# GIVEN INSTRUCTION
Below are some entries. Copy each line that holds the string "RATE".

# SOURCE DATA

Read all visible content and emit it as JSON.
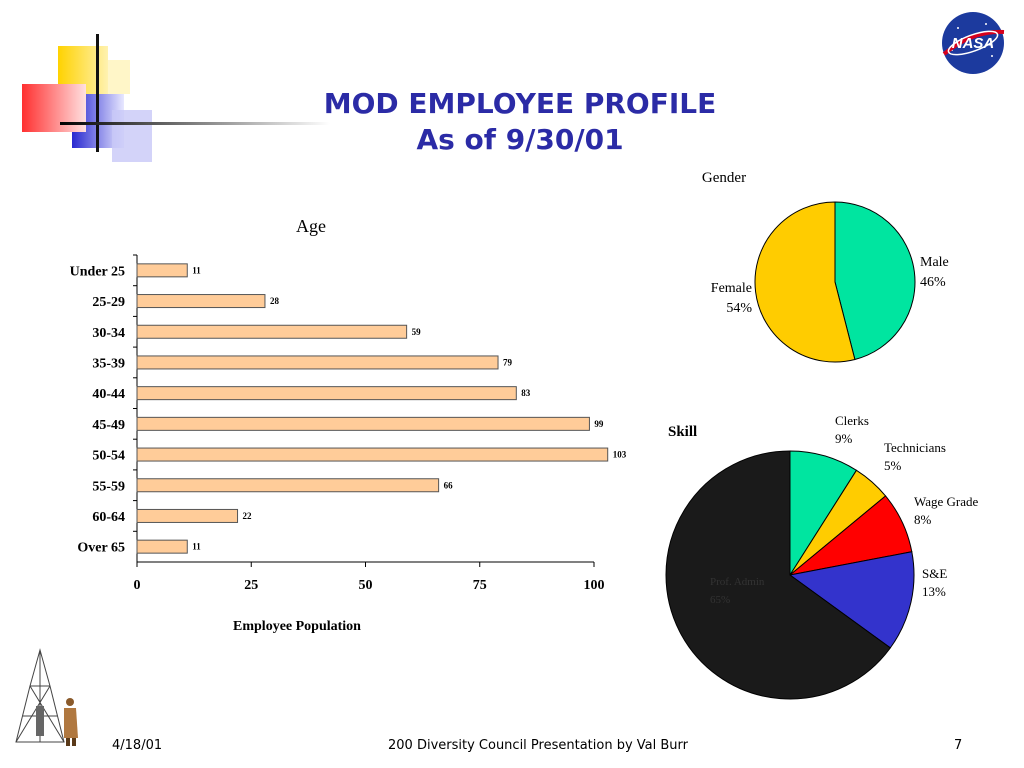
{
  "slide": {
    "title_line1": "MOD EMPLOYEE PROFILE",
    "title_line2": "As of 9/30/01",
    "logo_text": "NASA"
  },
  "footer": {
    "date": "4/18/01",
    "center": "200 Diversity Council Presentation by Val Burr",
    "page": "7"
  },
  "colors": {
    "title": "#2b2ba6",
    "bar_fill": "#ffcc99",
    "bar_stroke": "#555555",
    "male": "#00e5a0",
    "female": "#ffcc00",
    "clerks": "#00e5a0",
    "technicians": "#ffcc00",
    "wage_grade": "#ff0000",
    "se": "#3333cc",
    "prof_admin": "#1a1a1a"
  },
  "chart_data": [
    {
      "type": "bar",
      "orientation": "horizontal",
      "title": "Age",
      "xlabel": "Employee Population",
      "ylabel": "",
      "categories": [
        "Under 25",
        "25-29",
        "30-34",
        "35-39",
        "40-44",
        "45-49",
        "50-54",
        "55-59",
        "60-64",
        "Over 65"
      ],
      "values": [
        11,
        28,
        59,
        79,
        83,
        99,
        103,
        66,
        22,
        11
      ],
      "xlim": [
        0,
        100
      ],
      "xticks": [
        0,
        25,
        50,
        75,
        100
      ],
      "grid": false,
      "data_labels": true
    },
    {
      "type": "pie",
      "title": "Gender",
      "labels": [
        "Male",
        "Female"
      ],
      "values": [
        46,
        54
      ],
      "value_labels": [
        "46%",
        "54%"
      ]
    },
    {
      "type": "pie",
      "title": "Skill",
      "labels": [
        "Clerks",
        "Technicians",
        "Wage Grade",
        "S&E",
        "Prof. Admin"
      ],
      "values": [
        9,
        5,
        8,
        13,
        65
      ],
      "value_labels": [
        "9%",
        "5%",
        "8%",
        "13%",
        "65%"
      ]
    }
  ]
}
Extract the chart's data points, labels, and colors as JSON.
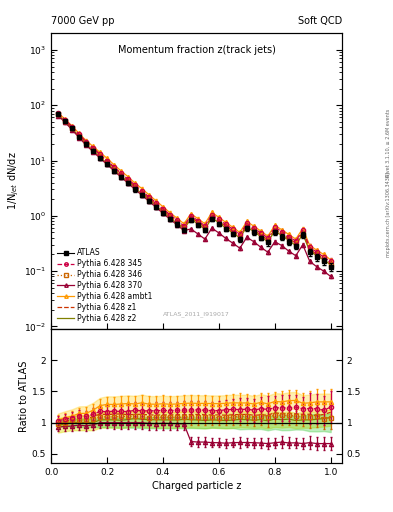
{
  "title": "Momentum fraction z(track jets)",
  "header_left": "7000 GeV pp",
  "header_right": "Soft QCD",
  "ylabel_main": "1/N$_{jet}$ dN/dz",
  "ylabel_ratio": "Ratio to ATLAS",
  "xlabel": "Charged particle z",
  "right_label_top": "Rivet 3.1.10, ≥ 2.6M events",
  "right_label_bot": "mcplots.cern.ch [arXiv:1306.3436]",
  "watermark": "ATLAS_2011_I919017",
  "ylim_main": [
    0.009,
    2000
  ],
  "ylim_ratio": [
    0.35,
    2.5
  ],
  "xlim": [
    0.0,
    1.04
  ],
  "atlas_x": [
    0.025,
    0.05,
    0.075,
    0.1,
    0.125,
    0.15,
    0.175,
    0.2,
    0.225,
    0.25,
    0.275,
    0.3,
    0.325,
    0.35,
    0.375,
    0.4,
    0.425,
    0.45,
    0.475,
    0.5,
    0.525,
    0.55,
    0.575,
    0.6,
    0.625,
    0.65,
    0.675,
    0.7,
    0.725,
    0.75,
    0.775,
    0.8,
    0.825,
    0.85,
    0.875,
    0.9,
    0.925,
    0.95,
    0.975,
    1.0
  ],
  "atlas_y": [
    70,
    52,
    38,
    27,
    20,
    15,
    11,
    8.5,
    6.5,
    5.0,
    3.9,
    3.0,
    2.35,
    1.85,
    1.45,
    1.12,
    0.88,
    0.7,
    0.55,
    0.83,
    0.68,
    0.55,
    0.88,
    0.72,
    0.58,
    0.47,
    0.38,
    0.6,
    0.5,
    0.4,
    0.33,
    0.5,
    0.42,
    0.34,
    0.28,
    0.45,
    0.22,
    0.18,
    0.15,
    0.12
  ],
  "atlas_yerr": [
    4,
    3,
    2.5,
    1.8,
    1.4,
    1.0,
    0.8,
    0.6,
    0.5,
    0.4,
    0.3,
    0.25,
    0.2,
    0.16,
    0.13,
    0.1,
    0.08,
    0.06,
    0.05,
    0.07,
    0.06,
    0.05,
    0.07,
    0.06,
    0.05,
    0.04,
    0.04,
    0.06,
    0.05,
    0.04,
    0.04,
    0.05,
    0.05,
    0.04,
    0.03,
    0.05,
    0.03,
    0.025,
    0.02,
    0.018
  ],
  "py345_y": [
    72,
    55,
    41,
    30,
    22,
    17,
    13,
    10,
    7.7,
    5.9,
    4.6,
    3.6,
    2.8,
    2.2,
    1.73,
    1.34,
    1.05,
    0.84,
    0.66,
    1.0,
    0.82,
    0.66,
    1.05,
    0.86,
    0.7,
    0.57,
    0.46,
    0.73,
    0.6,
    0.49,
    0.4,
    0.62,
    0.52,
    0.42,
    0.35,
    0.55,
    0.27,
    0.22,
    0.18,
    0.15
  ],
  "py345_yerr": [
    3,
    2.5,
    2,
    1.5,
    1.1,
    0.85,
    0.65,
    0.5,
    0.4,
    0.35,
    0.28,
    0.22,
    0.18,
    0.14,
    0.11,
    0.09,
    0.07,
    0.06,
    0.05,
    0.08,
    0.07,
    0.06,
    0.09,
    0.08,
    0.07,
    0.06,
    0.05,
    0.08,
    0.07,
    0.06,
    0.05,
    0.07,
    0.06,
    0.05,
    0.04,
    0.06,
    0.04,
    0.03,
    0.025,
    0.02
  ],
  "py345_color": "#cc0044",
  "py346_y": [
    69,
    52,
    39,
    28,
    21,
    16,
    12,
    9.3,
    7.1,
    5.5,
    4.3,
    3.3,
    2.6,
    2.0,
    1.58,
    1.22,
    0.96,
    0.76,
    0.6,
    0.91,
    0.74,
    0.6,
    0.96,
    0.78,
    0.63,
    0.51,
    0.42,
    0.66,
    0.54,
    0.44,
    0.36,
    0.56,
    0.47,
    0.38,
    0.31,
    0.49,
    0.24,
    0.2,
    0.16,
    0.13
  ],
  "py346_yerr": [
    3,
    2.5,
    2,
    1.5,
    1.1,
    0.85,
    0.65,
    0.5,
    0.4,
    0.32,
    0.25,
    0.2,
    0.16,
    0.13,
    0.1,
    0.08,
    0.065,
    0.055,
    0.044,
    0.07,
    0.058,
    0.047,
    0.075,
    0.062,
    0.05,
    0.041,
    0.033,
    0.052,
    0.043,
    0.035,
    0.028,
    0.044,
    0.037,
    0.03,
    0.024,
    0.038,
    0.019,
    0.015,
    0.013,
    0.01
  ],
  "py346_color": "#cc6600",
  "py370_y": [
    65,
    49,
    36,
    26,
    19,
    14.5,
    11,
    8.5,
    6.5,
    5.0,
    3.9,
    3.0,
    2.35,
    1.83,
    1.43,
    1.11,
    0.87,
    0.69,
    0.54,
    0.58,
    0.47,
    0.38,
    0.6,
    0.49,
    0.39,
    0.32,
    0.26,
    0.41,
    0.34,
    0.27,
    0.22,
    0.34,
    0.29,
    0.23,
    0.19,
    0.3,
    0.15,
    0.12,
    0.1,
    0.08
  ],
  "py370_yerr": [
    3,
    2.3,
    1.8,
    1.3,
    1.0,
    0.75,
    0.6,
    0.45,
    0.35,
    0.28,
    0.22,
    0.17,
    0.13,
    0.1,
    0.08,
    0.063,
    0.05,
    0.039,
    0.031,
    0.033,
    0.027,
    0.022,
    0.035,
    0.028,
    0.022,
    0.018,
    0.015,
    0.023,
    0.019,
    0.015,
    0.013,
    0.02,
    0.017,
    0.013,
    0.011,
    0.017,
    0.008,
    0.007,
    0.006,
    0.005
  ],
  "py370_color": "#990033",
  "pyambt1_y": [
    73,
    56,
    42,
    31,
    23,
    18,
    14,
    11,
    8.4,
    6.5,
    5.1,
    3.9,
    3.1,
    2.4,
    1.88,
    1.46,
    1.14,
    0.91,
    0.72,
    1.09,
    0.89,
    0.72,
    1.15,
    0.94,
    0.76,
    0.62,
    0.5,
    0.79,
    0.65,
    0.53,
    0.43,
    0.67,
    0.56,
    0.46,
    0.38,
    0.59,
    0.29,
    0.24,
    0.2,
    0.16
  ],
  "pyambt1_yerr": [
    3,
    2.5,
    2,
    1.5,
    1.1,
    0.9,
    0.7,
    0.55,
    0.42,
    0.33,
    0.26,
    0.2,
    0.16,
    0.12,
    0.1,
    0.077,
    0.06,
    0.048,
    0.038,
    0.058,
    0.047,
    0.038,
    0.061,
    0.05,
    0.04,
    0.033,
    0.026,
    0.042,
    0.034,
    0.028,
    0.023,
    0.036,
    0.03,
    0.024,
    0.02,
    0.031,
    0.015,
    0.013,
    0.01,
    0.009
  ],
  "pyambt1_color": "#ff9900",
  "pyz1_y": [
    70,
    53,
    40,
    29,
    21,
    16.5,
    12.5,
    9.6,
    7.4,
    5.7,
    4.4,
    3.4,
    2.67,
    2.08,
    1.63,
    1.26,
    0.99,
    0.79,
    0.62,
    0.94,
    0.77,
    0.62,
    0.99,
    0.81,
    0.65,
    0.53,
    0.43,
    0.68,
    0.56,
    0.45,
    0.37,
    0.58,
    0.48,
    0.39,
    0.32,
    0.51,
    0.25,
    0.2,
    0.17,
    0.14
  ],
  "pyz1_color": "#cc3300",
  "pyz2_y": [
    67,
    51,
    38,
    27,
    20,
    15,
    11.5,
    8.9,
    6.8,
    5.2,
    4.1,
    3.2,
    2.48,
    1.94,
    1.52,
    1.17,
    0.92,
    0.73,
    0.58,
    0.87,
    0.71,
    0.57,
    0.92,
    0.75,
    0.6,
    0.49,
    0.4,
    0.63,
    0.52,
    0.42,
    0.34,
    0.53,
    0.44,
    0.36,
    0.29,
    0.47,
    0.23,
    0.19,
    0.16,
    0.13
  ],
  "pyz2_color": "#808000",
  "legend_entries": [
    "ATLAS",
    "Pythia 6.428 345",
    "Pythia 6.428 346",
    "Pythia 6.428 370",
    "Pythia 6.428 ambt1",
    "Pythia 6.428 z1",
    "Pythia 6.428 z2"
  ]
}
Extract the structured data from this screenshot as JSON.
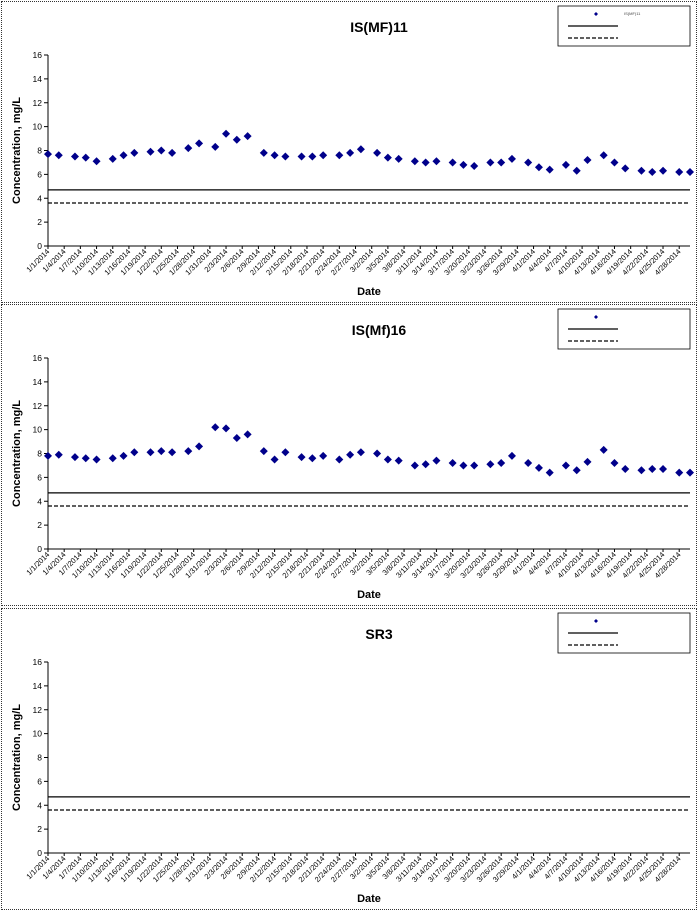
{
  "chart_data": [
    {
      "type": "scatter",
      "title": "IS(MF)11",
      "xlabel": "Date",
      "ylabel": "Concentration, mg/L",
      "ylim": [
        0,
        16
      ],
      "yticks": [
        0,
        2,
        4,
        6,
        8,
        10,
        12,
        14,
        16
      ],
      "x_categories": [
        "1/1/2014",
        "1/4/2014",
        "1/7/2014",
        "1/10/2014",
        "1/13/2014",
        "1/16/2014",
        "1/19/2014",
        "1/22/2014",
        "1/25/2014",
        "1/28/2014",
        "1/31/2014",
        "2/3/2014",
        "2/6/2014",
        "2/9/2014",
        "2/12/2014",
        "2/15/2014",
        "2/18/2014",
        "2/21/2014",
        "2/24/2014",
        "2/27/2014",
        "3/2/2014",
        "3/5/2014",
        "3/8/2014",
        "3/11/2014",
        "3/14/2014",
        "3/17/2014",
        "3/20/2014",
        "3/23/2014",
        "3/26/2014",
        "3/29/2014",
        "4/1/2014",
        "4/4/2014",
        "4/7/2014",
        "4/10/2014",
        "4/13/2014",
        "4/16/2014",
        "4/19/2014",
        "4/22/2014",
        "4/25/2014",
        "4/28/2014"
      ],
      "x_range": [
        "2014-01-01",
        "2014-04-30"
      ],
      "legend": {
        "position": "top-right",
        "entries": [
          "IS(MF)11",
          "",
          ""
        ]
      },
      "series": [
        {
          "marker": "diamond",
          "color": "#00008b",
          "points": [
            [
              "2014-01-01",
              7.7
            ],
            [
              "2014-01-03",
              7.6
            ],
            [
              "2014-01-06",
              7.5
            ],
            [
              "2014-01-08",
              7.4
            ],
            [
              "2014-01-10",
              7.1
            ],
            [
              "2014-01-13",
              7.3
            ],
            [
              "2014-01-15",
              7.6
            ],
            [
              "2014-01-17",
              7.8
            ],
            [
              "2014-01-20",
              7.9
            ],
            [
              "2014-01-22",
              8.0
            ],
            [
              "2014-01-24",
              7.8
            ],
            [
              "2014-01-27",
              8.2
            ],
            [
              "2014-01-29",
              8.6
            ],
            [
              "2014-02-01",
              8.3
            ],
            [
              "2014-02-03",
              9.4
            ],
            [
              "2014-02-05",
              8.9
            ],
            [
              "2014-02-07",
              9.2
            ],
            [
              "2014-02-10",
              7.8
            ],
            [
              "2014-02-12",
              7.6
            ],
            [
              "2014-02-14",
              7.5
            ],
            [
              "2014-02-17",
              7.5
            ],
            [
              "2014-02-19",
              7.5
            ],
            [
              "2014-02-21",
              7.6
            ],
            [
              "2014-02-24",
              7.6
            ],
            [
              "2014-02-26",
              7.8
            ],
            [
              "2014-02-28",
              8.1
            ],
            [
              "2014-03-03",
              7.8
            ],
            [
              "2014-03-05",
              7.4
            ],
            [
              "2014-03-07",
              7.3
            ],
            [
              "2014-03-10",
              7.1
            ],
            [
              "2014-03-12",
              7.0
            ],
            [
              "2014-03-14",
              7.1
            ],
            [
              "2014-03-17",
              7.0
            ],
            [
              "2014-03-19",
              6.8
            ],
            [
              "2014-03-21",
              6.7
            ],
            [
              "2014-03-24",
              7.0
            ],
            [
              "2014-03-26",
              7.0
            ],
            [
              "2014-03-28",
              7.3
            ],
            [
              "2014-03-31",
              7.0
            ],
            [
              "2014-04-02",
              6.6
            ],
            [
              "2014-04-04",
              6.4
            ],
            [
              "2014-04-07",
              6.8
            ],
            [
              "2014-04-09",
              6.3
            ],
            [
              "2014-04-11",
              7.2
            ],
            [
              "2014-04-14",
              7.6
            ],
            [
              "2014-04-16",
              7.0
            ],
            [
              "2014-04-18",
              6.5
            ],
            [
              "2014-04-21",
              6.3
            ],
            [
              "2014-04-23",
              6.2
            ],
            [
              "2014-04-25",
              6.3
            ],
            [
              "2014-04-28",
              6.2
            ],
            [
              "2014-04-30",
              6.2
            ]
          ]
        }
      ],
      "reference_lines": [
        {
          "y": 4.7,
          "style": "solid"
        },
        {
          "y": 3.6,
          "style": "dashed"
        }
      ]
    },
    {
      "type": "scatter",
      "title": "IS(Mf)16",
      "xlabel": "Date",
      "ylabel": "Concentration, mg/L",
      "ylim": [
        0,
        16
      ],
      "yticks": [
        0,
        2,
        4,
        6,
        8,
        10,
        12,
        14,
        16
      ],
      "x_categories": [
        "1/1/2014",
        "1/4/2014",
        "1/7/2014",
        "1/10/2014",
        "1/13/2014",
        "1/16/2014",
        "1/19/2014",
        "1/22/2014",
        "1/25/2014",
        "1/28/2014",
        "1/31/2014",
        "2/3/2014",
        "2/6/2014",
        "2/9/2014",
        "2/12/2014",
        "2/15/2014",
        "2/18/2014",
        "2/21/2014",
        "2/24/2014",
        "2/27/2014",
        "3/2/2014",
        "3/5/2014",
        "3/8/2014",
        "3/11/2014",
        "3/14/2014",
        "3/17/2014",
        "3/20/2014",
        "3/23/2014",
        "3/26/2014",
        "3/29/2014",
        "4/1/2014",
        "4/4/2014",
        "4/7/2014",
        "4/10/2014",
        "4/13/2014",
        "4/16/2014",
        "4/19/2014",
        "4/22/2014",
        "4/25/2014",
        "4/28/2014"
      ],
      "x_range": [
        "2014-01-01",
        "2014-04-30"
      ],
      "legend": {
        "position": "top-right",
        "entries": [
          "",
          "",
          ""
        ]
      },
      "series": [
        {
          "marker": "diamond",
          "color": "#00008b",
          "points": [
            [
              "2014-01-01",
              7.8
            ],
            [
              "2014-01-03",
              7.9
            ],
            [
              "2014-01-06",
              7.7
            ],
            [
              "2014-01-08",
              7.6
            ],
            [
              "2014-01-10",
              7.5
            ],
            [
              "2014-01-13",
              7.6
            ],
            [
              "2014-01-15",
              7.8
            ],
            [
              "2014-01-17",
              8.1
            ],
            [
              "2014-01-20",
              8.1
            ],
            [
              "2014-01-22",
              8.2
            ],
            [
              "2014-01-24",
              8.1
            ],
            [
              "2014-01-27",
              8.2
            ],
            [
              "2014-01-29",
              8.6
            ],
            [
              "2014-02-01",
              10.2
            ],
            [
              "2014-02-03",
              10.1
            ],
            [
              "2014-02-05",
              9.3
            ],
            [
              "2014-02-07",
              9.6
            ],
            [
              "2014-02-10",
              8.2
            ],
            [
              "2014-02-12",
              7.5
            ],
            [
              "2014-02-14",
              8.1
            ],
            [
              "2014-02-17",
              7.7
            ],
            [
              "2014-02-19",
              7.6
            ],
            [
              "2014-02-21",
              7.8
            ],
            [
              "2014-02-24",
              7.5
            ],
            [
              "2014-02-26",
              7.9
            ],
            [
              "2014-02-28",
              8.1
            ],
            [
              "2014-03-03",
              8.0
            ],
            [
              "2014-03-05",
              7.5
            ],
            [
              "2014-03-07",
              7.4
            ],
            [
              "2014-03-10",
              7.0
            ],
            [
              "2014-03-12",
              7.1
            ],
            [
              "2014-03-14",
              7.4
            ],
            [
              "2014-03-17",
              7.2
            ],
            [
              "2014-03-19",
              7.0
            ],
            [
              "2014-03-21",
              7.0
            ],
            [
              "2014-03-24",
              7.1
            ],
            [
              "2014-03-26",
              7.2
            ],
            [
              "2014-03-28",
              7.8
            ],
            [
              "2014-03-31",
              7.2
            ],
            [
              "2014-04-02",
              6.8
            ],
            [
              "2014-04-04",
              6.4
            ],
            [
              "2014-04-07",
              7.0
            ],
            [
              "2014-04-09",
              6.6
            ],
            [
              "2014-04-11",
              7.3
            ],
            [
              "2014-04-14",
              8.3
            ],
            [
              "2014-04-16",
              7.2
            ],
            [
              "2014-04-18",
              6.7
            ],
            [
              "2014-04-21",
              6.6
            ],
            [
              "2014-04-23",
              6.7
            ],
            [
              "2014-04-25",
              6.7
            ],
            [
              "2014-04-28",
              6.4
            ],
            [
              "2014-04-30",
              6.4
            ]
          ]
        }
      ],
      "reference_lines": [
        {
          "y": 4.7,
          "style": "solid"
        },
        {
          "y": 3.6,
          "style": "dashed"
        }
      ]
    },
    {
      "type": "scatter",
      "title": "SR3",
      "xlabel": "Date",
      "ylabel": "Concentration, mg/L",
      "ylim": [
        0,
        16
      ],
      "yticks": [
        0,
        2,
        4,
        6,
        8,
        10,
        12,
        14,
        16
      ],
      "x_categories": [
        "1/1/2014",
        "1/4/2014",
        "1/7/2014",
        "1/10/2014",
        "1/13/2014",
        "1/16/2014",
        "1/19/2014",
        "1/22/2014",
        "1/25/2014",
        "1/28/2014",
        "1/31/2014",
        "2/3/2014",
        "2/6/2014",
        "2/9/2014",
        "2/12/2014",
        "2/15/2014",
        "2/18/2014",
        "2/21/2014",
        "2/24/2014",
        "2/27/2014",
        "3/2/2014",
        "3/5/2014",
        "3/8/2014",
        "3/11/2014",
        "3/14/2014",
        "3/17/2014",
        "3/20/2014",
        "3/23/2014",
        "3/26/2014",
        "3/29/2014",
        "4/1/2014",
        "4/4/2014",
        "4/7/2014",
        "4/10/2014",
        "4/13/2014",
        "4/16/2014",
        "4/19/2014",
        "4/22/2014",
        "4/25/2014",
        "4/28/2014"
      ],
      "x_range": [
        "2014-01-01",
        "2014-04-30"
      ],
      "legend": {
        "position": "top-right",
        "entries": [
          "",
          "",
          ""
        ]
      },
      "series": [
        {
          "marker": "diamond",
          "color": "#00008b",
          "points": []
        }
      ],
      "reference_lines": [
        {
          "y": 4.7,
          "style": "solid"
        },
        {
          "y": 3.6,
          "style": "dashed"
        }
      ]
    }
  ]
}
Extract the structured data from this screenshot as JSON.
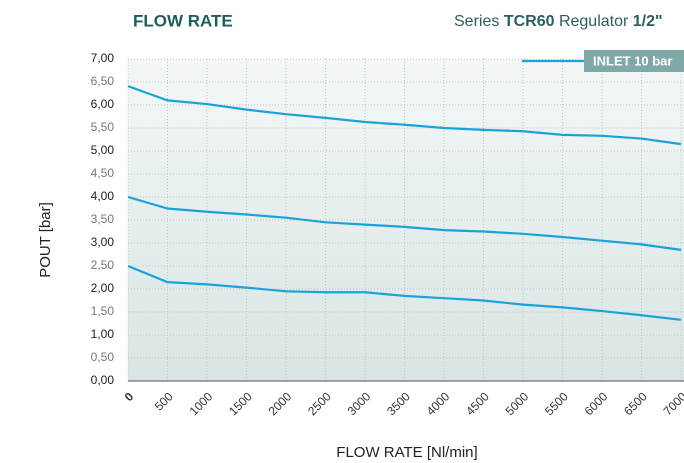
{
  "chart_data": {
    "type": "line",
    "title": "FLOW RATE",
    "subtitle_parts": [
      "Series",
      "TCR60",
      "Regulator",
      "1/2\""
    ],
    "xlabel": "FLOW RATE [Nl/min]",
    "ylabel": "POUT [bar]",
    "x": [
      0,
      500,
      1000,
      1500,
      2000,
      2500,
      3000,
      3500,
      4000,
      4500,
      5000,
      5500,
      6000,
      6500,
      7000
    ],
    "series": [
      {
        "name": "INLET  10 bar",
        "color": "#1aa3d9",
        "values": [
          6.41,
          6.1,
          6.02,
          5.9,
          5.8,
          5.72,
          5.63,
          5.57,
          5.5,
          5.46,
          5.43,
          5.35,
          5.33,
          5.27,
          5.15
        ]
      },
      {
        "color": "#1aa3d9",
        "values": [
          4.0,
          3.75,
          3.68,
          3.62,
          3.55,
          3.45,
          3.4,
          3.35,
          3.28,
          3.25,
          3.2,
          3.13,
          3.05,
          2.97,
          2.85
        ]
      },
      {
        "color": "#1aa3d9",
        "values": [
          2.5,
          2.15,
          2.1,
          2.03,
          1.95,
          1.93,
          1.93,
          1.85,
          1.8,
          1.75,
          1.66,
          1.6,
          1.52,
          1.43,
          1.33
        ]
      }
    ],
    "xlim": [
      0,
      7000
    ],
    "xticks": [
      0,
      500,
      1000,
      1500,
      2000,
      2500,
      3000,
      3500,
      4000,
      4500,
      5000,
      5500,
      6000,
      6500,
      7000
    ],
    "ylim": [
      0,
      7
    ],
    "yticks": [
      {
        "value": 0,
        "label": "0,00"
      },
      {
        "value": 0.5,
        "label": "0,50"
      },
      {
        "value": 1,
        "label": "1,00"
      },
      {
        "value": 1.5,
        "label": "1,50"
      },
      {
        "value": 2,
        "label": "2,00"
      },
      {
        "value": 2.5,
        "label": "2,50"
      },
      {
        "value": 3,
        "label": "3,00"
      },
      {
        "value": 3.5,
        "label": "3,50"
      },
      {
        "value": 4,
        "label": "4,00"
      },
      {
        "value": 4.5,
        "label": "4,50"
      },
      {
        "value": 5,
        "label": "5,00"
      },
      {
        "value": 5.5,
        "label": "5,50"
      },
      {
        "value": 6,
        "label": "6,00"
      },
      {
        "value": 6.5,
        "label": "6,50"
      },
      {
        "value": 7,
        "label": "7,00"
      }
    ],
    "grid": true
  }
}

# REPLY TO THE EXERCISE
    "title": "FLOW RATE",
    "xlabel": "FLOW RATE [Nl/min]",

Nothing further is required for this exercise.